抜粋本文.

________________________________________

この記事では「文化政策」に関する基本的な内容を解説しています。

文化政策とは芸術・文化領域を対象とする政策のことです。しかし「文化・芸術」が指し示す範囲や領域は曖昧で一言で説明することが難しい用語でもあります。

この記事では、日本の文化政策の大方針を決めている「文化芸術基本法」や「文部科学白書」に記載されている内容を紹介することで、文化政策への理解を深めていきます。

1、そもそも文化政策とは?「文化芸術基本法」を読む

国の文化政策の基本となっている法律にはどのような内容が掲載されているのでしょうか。

ここでは「文化芸術基本法」の前文を読むことで、日本の文化政策の大方針を確認したいと思います。

文化芸術のとらえかた

まず前文には文化芸術がどのようなものとして理解されているのかに関する記述があります。

文化芸術を創造し,享受し,文化的な環境の中で生きる喜びを見出すことは,人々の変わらない願いである。(中略)我々は,このような文化芸術の役割が今後においても変わることなく,心豊かな活力ある社会の形成にとって極めて重要な意義を持ち続けると確信する。

続いて、文化政策が不十分である点が述べられます。

しかるに,現状をみるに,経済的な豊かさの中にありながら,文化芸術がその役割を果たすことができるような基盤の整備及び環境の形成は十分な状態にあるとはいえない。二十一世紀を迎えた今,(中略)これまで培われてきた伝統的な文化芸術を継承し,発展させるとともに,独創性のある新たな文化芸術の創造を促進することは,我々に課された緊要な課題となっている。

最後にどのような姿勢・方針で文化芸術の振興を図っていくのかが述べられます。

このような事態に対処して,我が国の文化芸術の振興を図るためには,文化芸術の礎たる表現の自由の重要性を深く認識し,文化芸術活動を行う者の自主性を尊重することを旨としつつ,文化芸術を国民の身近なものとし,それを尊重し大切にするよう包括的に施策を推進していくことが不可欠である。(以下略)

________________________________________

短い課題 1.
記録の冒頭から「heading-label: Custom Field Heading (23, 170, 152, 185)」を含む行までを、一字一句変えずに引用してください。

________________________________________

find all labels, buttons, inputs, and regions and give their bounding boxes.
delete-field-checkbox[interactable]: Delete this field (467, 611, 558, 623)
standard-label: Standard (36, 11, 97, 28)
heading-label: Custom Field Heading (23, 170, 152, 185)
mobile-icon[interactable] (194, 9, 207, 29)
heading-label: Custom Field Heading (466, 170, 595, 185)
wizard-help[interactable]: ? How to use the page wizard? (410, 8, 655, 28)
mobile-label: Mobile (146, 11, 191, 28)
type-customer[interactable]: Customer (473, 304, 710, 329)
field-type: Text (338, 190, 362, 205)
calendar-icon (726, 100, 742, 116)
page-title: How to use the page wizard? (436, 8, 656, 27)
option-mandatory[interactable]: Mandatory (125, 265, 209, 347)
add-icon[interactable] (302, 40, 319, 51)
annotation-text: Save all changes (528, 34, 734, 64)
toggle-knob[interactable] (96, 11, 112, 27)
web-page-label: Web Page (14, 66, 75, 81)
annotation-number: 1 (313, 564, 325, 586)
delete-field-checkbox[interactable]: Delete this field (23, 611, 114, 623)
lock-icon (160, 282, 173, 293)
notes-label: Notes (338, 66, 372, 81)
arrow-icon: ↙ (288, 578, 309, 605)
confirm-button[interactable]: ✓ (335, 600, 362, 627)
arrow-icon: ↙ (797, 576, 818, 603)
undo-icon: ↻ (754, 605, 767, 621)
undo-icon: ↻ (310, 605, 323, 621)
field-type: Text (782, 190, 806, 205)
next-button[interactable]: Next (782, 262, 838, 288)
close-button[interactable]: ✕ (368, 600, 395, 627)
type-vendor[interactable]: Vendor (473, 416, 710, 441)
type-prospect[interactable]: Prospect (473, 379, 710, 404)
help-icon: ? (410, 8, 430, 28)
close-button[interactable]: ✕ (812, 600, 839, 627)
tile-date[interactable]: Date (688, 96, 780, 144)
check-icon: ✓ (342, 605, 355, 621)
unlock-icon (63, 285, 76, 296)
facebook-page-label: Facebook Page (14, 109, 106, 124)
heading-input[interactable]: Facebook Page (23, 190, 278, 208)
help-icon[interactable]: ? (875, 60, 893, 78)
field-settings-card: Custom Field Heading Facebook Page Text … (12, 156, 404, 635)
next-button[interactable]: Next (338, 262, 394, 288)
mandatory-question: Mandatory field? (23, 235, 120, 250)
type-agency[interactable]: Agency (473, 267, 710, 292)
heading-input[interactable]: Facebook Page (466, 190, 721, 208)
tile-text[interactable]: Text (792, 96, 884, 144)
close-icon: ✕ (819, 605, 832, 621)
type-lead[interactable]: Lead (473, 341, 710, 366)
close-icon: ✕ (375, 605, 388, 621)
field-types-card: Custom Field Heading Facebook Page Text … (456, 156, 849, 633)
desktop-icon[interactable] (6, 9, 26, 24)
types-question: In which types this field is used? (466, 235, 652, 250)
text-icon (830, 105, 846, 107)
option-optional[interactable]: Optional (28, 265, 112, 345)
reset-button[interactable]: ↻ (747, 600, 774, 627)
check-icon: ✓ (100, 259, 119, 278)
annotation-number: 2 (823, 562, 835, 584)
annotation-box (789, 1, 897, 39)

________________________________________

短い課題 2.
本文中でかぎかっこ「」に囲まれている語句を、重複を除いてすべて挙げてください。

完全な解答 1.
find all labels, buttons, inputs, and regions and give their bounding boxes.
delete-field-checkbox[interactable]: Delete this field (467, 611, 558, 623)
standard-label: Standard (36, 11, 97, 28)
heading-label: Custom Field Heading (23, 170, 152, 185)

完全な解答 2.
- 文化政策
- 文化・芸術
- 文化芸術基本法
- 文部科学白書